Select every line containing the word "minoranze" from the material, and copy those lines.

* [Supplied data]
--- start ---
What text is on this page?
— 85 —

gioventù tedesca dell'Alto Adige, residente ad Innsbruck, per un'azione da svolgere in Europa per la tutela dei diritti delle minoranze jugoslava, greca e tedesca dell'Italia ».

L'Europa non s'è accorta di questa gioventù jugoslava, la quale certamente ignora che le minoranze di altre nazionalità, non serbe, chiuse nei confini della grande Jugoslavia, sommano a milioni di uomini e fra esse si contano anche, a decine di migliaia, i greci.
--- end ---
--- start ---
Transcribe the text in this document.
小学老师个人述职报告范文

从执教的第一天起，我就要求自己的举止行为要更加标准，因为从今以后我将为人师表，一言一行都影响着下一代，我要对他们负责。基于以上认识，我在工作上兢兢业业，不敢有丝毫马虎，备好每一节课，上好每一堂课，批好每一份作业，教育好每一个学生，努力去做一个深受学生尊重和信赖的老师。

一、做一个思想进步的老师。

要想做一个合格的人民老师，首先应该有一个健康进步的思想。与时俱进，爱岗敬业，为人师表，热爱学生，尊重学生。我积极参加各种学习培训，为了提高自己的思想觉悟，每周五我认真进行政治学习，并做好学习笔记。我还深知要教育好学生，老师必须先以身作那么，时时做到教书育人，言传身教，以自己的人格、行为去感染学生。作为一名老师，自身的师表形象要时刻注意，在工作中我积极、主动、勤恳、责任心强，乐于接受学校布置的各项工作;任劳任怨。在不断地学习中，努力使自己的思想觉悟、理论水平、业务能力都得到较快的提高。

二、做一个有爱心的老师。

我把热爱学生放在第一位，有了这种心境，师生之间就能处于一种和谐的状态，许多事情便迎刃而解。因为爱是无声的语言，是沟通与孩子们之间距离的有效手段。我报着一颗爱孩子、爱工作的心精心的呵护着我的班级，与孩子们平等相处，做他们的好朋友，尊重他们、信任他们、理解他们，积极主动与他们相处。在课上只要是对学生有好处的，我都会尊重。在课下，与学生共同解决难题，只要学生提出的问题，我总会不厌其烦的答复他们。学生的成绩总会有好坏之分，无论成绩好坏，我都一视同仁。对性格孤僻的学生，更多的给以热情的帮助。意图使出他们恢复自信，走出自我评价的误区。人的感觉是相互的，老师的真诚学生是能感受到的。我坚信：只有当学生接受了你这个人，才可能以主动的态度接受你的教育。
--- end ---
--- start ---
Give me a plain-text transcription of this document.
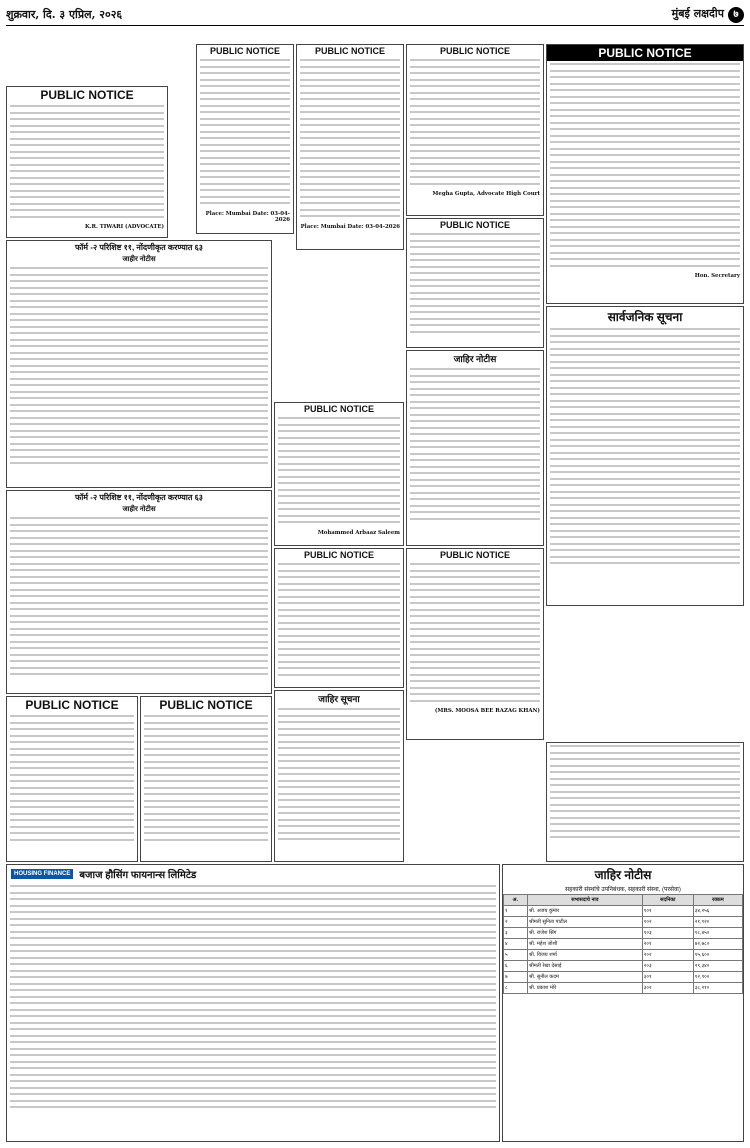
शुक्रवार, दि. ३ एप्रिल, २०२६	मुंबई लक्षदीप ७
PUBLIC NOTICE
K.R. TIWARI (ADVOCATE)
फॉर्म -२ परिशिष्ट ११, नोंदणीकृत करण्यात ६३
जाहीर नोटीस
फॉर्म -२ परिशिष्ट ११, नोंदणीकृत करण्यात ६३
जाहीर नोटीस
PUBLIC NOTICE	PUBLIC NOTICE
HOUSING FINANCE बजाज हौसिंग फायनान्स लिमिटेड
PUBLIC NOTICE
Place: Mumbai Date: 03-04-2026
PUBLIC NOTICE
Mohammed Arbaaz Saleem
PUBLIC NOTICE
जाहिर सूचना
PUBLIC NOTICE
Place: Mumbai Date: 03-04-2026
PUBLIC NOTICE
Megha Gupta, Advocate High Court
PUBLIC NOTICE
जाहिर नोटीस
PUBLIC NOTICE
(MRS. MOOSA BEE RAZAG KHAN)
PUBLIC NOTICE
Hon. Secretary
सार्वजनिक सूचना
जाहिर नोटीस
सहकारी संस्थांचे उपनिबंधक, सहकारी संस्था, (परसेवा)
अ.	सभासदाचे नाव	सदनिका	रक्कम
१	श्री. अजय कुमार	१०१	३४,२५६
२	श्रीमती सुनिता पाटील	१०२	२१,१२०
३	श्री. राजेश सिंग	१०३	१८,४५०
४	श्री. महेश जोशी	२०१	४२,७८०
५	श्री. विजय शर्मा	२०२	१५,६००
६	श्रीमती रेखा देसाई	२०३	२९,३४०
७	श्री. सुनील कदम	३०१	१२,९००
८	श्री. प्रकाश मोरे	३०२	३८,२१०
--- end ---
* [Reply]
gioventù tedesca dell'Alto Adige, residente ad Innsbruck, per un'azione da svolgere in Europa per la tutela dei diritti delle minoranze jugoslava, greca e tedesca dell'Italia ».
L'Europa non s'è accorta di questa gioventù jugoslava, la quale certamente ignora che le minoranze di altre nazionalità, non serbe, chiuse nei confini della grande Jugoslavia, sommano a milioni di uomini e fra esse si contano anche, a decine di migliaia, i greci.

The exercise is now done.